TASK DIRECTIONS:
Copy out the rows word for word, beginning with the line containing "value-cell: 3.6: [1413, 1851, 1565, 1885]" and ending with the line containing "d-label-b: B: [387, 704, 412, 718]", both included.
— START DATA RECORDS —
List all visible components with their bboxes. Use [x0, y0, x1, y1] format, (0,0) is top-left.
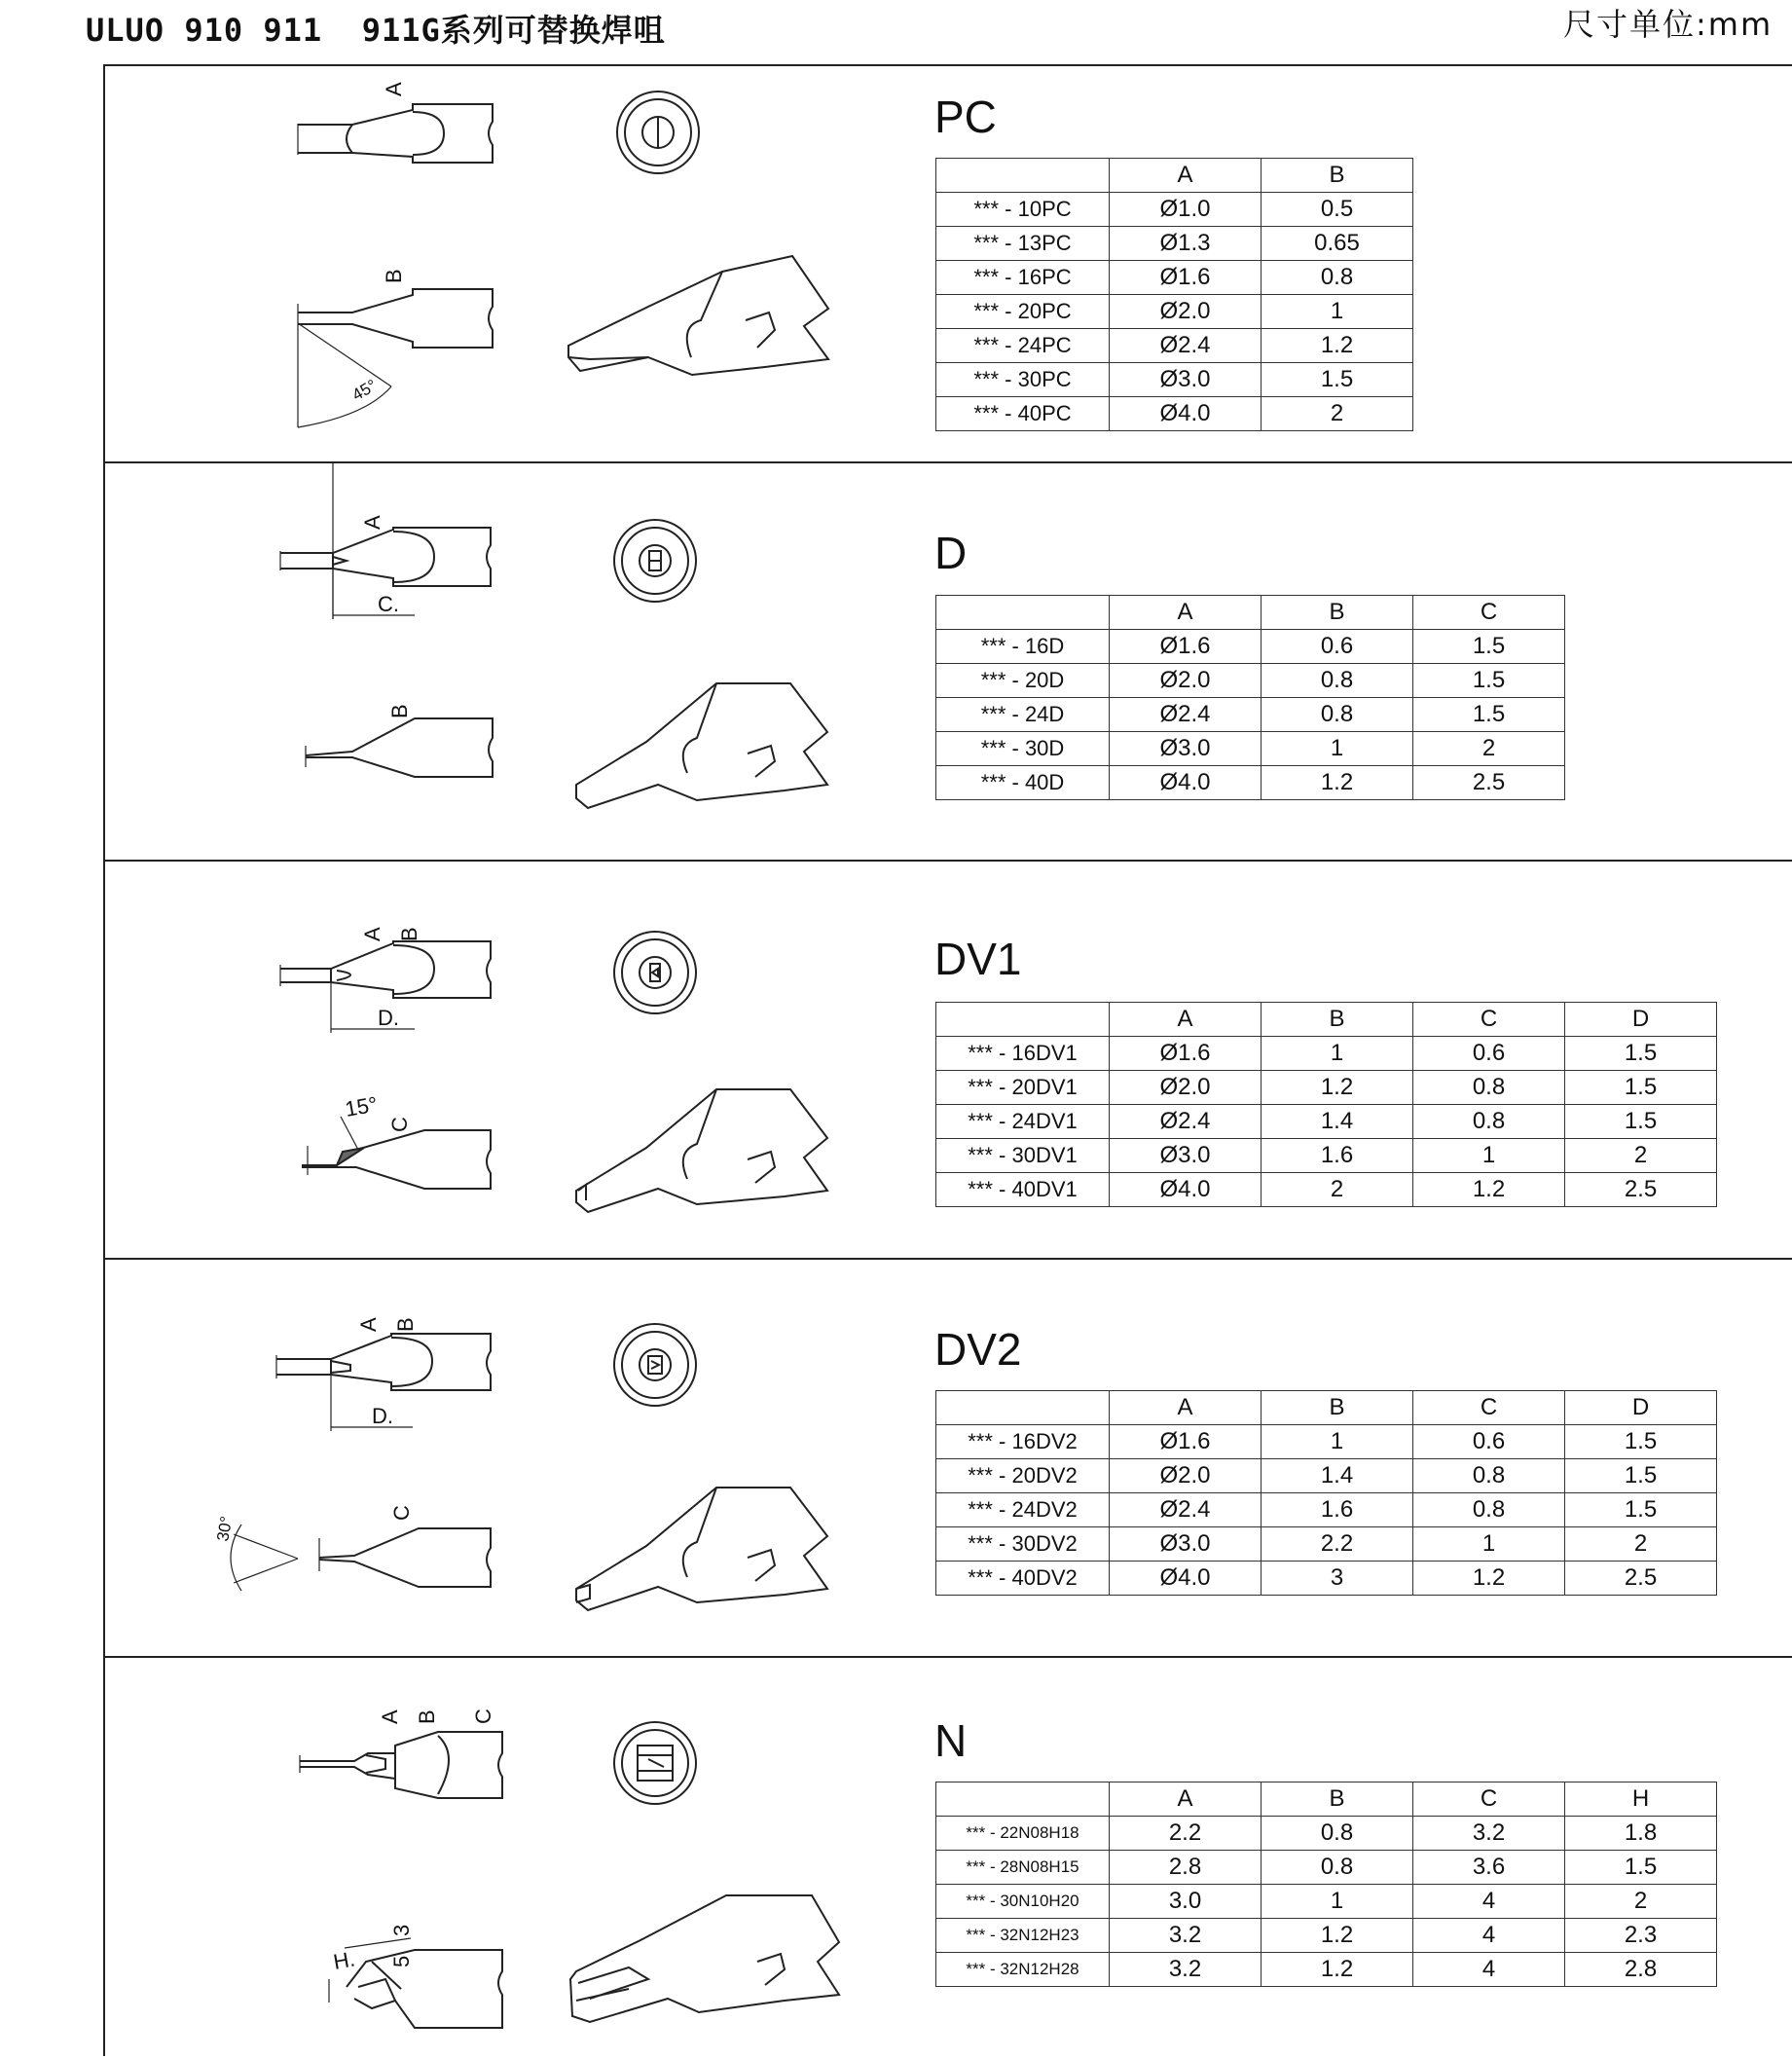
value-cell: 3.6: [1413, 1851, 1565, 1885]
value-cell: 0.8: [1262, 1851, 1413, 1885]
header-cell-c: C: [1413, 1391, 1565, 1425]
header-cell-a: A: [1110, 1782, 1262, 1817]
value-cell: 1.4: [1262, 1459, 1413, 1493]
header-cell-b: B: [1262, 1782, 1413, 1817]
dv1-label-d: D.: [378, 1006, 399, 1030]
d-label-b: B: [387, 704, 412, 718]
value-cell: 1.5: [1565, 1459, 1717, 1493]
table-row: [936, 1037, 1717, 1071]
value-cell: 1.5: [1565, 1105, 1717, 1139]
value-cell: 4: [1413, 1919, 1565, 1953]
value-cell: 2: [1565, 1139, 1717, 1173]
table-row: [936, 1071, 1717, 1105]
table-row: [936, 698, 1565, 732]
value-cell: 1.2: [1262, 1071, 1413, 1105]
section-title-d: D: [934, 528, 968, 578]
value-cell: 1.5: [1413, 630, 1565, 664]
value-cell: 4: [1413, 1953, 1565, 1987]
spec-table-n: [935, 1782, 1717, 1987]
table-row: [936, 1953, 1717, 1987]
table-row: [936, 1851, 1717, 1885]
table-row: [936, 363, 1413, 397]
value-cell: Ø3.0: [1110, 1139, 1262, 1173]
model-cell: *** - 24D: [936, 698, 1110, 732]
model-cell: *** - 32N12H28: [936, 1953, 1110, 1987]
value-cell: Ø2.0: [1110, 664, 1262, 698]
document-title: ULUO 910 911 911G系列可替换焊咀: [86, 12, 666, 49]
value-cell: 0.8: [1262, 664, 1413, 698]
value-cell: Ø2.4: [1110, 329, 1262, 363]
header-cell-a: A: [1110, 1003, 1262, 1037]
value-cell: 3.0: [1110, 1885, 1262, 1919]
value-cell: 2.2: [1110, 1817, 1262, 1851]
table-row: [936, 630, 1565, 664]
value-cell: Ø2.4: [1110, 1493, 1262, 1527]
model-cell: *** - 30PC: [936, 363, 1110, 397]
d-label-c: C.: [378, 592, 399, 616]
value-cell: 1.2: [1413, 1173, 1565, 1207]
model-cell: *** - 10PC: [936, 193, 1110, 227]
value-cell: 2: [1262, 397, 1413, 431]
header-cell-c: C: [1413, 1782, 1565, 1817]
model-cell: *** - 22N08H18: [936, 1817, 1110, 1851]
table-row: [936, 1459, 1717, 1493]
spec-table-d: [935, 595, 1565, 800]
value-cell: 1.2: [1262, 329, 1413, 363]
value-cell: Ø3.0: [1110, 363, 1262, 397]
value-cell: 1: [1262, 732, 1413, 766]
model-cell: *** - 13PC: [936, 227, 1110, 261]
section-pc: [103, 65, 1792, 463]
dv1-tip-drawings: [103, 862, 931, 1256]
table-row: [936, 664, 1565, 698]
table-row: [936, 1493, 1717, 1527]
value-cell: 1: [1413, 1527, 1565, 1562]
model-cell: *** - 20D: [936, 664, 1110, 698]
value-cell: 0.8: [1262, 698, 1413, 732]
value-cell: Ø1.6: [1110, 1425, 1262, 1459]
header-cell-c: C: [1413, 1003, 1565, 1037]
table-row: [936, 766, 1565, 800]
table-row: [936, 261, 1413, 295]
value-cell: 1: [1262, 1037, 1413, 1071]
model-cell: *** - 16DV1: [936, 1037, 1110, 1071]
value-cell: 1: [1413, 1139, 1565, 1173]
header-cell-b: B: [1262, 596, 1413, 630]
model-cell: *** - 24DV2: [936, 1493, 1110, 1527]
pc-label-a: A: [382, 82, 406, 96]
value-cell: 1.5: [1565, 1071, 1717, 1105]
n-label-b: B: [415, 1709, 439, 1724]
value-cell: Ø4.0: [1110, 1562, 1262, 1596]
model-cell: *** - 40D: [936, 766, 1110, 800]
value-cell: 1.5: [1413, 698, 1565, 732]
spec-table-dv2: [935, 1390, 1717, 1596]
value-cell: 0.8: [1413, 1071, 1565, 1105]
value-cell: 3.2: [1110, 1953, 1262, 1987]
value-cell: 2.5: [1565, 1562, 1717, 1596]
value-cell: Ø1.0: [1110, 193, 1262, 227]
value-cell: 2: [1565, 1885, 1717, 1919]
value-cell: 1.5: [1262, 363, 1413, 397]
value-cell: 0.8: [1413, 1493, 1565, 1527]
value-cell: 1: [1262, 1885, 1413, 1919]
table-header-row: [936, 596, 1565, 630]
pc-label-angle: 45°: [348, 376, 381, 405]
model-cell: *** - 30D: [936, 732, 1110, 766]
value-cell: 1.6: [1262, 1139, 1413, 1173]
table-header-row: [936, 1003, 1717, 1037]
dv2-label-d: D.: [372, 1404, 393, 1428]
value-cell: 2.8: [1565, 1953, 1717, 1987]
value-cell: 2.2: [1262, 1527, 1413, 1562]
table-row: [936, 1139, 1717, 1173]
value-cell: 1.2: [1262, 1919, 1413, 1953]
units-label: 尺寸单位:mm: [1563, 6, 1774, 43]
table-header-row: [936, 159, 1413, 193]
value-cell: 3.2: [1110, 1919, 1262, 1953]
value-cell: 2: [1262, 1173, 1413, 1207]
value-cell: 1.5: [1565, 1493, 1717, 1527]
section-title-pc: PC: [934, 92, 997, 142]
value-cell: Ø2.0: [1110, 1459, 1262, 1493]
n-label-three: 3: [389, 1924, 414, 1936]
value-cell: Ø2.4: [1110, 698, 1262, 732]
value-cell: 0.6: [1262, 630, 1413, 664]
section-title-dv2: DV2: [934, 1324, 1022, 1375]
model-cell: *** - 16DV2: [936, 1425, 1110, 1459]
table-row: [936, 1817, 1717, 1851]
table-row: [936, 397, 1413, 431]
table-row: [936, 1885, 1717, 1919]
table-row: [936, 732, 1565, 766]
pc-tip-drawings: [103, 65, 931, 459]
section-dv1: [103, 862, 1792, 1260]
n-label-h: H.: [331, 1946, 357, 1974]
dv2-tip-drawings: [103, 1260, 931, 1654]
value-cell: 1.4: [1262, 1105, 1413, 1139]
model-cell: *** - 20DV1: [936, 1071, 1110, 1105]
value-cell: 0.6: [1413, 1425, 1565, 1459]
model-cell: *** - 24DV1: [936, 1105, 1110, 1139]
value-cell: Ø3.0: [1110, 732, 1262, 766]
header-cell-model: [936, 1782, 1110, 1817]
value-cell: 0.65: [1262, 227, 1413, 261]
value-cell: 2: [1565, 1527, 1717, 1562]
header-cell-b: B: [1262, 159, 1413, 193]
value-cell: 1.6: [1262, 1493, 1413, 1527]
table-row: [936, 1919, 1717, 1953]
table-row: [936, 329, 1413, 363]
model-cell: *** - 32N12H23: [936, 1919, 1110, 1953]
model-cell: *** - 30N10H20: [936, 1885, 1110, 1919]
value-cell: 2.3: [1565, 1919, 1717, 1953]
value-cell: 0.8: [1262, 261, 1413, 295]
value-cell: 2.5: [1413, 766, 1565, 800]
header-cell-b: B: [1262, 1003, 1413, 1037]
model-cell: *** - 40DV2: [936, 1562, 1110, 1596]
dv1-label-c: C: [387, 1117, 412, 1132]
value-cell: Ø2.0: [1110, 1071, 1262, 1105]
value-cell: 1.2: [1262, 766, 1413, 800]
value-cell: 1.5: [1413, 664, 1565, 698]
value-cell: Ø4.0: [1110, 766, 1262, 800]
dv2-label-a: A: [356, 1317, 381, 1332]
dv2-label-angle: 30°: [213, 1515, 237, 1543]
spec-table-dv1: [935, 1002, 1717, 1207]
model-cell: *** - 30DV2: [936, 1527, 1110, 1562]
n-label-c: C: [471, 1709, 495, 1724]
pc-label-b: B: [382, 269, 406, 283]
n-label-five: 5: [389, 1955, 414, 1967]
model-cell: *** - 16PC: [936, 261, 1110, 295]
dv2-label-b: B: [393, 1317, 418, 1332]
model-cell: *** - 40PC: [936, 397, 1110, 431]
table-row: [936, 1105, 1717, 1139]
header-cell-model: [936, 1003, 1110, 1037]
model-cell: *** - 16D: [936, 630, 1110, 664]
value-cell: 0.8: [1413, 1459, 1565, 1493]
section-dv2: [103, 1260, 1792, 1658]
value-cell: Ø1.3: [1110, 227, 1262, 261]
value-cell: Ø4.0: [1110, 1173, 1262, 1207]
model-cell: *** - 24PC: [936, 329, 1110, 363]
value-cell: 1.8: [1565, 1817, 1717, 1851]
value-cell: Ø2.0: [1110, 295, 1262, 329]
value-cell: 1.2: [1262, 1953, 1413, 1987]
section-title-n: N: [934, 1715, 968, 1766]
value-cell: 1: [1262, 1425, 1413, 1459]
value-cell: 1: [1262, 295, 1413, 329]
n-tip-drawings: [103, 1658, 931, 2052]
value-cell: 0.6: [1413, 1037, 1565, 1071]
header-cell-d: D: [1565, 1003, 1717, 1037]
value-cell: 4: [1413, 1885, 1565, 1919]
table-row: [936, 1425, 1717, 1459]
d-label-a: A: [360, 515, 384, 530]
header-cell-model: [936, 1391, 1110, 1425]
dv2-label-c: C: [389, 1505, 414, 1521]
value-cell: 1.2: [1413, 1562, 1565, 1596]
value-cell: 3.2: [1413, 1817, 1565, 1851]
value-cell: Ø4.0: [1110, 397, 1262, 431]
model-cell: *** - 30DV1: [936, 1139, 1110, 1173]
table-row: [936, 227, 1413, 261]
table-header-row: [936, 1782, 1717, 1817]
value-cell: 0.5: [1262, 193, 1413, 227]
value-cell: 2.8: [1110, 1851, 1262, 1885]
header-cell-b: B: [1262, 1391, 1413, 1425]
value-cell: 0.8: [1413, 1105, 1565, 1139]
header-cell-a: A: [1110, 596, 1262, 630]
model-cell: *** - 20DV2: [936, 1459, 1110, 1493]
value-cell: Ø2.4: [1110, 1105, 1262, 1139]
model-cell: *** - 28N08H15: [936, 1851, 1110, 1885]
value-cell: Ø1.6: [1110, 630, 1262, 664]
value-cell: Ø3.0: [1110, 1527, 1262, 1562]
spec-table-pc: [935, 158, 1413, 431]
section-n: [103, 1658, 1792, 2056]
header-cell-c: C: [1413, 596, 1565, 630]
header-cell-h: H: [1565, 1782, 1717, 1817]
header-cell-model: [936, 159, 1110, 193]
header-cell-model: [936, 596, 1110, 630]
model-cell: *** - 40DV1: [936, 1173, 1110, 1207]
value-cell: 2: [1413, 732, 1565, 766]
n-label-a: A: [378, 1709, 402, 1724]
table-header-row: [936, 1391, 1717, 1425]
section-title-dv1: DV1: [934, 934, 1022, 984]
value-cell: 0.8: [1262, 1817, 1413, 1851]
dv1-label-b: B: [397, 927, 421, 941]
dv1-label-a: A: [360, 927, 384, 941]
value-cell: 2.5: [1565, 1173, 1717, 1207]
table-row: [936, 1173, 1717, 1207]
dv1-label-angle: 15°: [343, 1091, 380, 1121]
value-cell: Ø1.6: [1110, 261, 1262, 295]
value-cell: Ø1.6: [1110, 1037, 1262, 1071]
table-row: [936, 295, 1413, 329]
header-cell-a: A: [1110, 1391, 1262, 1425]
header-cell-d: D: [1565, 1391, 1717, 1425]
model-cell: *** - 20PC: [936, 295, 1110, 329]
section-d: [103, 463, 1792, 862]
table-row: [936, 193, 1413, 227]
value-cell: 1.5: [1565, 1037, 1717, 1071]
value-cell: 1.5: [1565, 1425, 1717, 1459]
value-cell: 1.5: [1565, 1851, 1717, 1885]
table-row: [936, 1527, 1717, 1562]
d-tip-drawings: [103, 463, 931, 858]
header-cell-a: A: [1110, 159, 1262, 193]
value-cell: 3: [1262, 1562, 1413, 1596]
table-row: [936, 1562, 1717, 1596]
— END DATA RECORDS —
COMPLETE RESPONSE:
value-cell: 3.6: [1413, 1851, 1565, 1885]
value-cell: 0.8: [1262, 1851, 1413, 1885]
header-cell-c: C: [1413, 1391, 1565, 1425]
header-cell-a: A: [1110, 1782, 1262, 1817]
value-cell: 1.4: [1262, 1459, 1413, 1493]
header-cell-b: B: [1262, 1782, 1413, 1817]
dv1-label-d: D.: [378, 1006, 399, 1030]
d-label-b: B: [387, 704, 412, 718]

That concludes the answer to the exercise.